- _A run of records_:
'''
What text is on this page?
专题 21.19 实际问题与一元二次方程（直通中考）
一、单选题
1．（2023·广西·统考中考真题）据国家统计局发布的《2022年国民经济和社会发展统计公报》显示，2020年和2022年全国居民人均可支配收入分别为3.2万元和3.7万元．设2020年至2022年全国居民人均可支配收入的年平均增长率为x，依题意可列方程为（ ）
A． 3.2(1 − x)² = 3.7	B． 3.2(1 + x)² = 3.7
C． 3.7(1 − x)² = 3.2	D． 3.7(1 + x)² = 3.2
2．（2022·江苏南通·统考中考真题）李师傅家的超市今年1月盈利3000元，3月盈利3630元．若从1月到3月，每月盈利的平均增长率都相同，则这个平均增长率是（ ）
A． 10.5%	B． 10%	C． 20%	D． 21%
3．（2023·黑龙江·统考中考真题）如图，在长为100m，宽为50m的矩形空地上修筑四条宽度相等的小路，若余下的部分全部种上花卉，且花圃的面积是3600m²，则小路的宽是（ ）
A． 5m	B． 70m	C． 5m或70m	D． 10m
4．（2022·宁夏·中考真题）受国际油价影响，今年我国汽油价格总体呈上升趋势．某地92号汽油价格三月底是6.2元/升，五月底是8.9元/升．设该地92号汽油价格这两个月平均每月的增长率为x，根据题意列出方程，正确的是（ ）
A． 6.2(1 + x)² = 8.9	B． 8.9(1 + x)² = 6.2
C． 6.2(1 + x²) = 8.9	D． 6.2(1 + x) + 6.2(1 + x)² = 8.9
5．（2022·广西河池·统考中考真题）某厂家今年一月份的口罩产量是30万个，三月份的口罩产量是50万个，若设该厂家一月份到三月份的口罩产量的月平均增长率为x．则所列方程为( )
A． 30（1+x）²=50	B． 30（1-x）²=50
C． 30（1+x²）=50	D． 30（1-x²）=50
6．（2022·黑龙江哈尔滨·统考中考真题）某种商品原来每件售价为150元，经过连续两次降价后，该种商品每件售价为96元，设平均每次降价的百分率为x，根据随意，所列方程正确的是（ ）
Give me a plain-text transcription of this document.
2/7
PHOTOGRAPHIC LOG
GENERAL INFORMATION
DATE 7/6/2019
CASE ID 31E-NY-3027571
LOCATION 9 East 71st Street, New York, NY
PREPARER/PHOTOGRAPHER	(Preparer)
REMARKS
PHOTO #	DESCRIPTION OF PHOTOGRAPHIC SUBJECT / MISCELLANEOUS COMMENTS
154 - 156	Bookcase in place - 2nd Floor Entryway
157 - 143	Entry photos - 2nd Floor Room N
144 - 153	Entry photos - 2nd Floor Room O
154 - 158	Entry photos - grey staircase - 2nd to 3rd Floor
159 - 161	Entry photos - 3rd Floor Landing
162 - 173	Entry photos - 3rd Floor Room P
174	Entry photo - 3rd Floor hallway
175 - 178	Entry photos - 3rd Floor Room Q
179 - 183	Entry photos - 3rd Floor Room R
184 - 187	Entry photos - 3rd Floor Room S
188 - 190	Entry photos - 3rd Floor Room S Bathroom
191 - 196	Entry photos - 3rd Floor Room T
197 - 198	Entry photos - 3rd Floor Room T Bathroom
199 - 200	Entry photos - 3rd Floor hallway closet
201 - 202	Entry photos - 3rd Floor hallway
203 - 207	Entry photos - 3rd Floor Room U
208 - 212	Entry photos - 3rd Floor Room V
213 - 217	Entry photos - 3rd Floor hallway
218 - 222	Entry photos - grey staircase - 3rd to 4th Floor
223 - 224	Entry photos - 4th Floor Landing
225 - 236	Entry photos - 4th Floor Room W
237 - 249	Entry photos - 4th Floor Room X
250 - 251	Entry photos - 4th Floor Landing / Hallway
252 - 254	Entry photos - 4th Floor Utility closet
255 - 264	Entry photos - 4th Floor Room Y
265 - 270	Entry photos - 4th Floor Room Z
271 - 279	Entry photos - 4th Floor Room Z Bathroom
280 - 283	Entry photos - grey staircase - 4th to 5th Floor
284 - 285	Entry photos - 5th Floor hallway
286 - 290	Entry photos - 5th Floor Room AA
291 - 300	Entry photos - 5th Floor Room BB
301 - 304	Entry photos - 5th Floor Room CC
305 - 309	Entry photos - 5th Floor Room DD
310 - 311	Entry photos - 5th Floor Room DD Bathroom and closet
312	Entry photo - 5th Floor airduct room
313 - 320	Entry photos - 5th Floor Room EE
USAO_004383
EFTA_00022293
'''
- _SHORT TASK_: Retype every entry word for word.

- _THE REPLY_:
What text is on this page?
专题 21.19 实际问题与一元二次方程（直通中考）
一、单选题
1．（2023·广西·统考中考真题）据国家统计局发布的《2022年国民经济和社会发展统计公报》显示，2020年和2022年全国居民人均可支配收入分别为3.2万元和3.7万元．设2020年至2022年全国居民人均可支配收入的年平均增长率为x，依题意可列方程为（ ）
A． 3.2(1 − x)² = 3.7	B． 3.2(1 + x)² = 3.7
C． 3.7(1 − x)² = 3.2	D． 3.7(1 + x)² = 3.2
2．（2022·江苏南通·统考中考真题）李师傅家的超市今年1月盈利3000元，3月盈利3630元．若从1月到3月，每月盈利的平均增长率都相同，则这个平均增长率是（ ）
A． 10.5%	B． 10%	C． 20%	D． 21%
3．（2023·黑龙江·统考中考真题）如图，在长为100m，宽为50m的矩形空地上修筑四条宽度相等的小路，若余下的部分全部种上花卉，且花圃的面积是3600m²，则小路的宽是（ ）
A． 5m	B． 70m	C． 5m或70m	D． 10m
4．（2022·宁夏·中考真题）受国际油价影响，今年我国汽油价格总体呈上升趋势．某地92号汽油价格三月底是6.2元/升，五月底是8.9元/升．设该地92号汽油价格这两个月平均每月的增长率为x，根据题意列出方程，正确的是（ ）
A． 6.2(1 + x)² = 8.9	B． 8.9(1 + x)² = 6.2
C． 6.2(1 + x²) = 8.9	D． 6.2(1 + x) + 6.2(1 + x)² = 8.9
5．（2022·广西河池·统考中考真题）某厂家今年一月份的口罩产量是30万个，三月份的口罩产量是50万个，若设该厂家一月份到三月份的口罩产量的月平均增长率为x．则所列方程为( )
A． 30（1+x）²=50	B． 30（1-x）²=50
C． 30（1+x²）=50	D． 30（1-x²）=50
6．（2022·黑龙江哈尔滨·统考中考真题）某种商品原来每件售价为150元，经过连续两次降价后，该种商品每件售价为96元，设平均每次降价的百分率为x，根据随意，所列方程正确的是（ ）
Give me a plain-text transcription of this document.
2/7
PHOTOGRAPHIC LOG
GENERAL INFORMATION
DATE 7/6/2019
CASE ID 31E-NY-3027571
LOCATION 9 East 71st Street, New York, NY
PREPARER/PHOTOGRAPHER	(Preparer)
REMARKS
PHOTO #	DESCRIPTION OF PHOTOGRAPHIC SUBJECT / MISCELLANEOUS COMMENTS
154 - 156	Bookcase in place - 2nd Floor Entryway
157 - 143	Entry photos - 2nd Floor Room N
144 - 153	Entry photos - 2nd Floor Room O
154 - 158	Entry photos - grey staircase - 2nd to 3rd Floor
159 - 161	Entry photos - 3rd Floor Landing
162 - 173	Entry photos - 3rd Floor Room P
174	Entry photo - 3rd Floor hallway
175 - 178	Entry photos - 3rd Floor Room Q
179 - 183	Entry photos - 3rd Floor Room R
184 - 187	Entry photos - 3rd Floor Room S
188 - 190	Entry photos - 3rd Floor Room S Bathroom
191 - 196	Entry photos - 3rd Floor Room T
197 - 198	Entry photos - 3rd Floor Room T Bathroom
199 - 200	Entry photos - 3rd Floor hallway closet
201 - 202	Entry photos - 3rd Floor hallway
203 - 207	Entry photos - 3rd Floor Room U
208 - 212	Entry photos - 3rd Floor Room V
213 - 217	Entry photos - 3rd Floor hallway
218 - 222	Entry photos - grey staircase - 3rd to 4th Floor
223 - 224	Entry photos - 4th Floor Landing
225 - 236	Entry photos - 4th Floor Room W
237 - 249	Entry photos - 4th Floor Room X
250 - 251	Entry photos - 4th Floor Landing / Hallway
252 - 254	Entry photos - 4th Floor Utility closet
255 - 264	Entry photos - 4th Floor Room Y
265 - 270	Entry photos - 4th Floor Room Z
271 - 279	Entry photos - 4th Floor Room Z Bathroom
280 - 283	Entry photos - grey staircase - 4th to 5th Floor
284 - 285	Entry photos - 5th Floor hallway
286 - 290	Entry photos - 5th Floor Room AA
291 - 300	Entry photos - 5th Floor Room BB
301 - 304	Entry photos - 5th Floor Room CC
305 - 309	Entry photos - 5th Floor Room DD
310 - 311	Entry photos - 5th Floor Room DD Bathroom and closet
312	Entry photo - 5th Floor airduct room
313 - 320	Entry photos - 5th Floor Room EE
USAO_004383
EFTA_00022293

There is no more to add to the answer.